**SOURCE TEXT**:
(begin)

For the past couple of years, ever since I launched the website www.iwillnotgoaway.com, aimed at helping animals in need, these type of phone calls plus, a continuous stream of horrific photos of abused and neglected animals, have become part of my daily life.  But, as sad as it is to listen to such phone calls and to have to look at such distressing photos, this is not the most heart-breaking part of my activism

The most distressing and frustrating part of my work is knowing that animal lovers have no authority to turn to for help.  In fact, most of the time, people who end up calling me or other animal activists for help, would have already contacted Animal Welfare on 1717, and/or the Police but would have received no help or no feedback from these two authorities.

Very often callers are told that Animal Welfare is too busy to act on their report immediately; sometimes they’re told that if an animal has water, food and shelter then there’s nothing that they can or will do, and sometimes, most of the time in fact, they’re told nothing at all, leaving them rattled, worried, heartbroken and disheartened to ever call for help again.

As I write this, a friend is messaging me on Facebook. She explains that she just found a young stray dog roaming around in her street.  “I’ve already called Animal Welfare,” she writes, “but when they checked, the dog was not chipped and not injured, so they refused to take him. They told me to let him roam the streets to fend for itself.”

My friend is 6 months pregnant and cannot keep this dog herself, but as a true animal lover and a decent human being, she also cannot get herself to let him out on to the streets; so what is she supposed to do?

Let it be known, that not helping this dog and advising my friend to let it lose in the street, is not a case of some Animal Welfare Officers not doing their job. On the contrary, this is Animal Welfare’s official and published policy –  if a dog is not chipped and uninjured we will not pick it up.

(end)

**LISTED ENTRIES**:

(begin)

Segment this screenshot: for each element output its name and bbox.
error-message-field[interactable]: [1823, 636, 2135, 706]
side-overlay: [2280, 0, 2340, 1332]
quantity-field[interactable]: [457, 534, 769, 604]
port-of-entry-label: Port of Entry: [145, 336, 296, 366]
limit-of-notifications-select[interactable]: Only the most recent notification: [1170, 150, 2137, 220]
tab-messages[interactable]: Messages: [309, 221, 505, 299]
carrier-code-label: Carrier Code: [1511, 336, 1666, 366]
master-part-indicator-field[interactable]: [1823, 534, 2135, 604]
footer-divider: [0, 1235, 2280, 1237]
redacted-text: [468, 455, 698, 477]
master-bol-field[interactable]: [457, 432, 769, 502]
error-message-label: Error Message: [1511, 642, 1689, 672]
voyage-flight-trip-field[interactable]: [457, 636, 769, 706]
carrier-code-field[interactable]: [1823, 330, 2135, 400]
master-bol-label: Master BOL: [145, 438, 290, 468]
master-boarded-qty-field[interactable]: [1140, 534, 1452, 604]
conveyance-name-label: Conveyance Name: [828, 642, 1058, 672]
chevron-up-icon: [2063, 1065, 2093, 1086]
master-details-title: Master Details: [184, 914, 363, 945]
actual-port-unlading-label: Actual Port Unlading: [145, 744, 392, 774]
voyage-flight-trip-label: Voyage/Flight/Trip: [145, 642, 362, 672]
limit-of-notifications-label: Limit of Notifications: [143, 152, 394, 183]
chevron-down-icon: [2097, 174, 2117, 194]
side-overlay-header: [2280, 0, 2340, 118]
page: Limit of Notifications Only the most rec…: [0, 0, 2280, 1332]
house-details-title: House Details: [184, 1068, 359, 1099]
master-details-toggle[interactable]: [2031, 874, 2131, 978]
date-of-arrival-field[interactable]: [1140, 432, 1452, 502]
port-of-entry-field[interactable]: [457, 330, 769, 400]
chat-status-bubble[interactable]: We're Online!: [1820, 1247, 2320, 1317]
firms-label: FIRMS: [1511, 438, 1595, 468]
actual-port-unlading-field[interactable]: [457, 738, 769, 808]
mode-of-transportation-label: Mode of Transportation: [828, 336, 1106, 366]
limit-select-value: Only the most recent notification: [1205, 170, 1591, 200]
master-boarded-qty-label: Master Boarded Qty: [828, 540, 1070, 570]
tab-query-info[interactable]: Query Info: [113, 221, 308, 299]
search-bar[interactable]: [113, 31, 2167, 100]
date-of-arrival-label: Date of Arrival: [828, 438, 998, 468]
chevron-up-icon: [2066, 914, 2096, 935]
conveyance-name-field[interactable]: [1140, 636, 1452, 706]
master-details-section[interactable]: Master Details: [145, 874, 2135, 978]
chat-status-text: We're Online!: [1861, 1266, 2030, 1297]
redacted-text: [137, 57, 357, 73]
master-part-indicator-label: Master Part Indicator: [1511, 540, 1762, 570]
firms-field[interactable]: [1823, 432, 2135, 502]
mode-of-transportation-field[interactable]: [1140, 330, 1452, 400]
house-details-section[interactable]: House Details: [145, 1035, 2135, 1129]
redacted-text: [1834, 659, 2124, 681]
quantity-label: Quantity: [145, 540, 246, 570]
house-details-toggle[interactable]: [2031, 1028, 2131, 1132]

(end)

**OBJECTIVES**:
#1 Update the animal welfare text from "My friend is" to "supposed to do?", changing "dog" to "puppy".
#2 Carry on the animal welfare text from the point where it stops.

**RESULTS FOR THE EXERCISE**:
#1
My friend is 6 months pregnant and cannot keep this puppy herself, but as a true animal lover and a decent human being, she also cannot get herself to let him out on to the streets; so what is she supposed to do?

#2
Despite having so many self-proclaimed animal lovers and harsh legal penalties for animal cruelty, Malta as a country, has never given much importance to the welfare of its animals.  Whether it’s farm animals bred for human consumption, whether it’s wild animals that are kept in captivity for human indulgences or whether it’s abandoned domestic animals like cats and dogs, animals in Malta do not have it good.

Politicians will gladly pose with pretty dogs and influencers will happily parade with their cats on social media, but the truth is that when it comes to enforcing the law and providing what is necessary to help abandoned animals, Malta depends almost entirely on voluntary giving, volunteers, fosterers, and people who go out of their way to try to curb all the suffering.

As I write this, all our animal sanctuaries are full to the brim, and that the government-run, tax-funded animal compound in Għammieri, is not only full but also in a state of disrepair and despair.

I receive an average of two or three complaints a week about the Government’s so-called Rehoming Centre in Għammieri. Only last week, a man contacted me claiming that his perfectly healthy dog was seized by animal welfare, allegedly because it was being kept chained. The man claims that his dog is only chained temporarily and when Animal Welfare seized the dog he advised them that the dog will only eat raw food. Sadly this owner was not allowed to send food over and in just a few days at the state-run Għammieri compound, this perfectly healthy dog had lost so much weight and got so sick, he was on the brink of death. So much so that after five days, the dog was voluntarily returned to it’s owner by Animal Welfare.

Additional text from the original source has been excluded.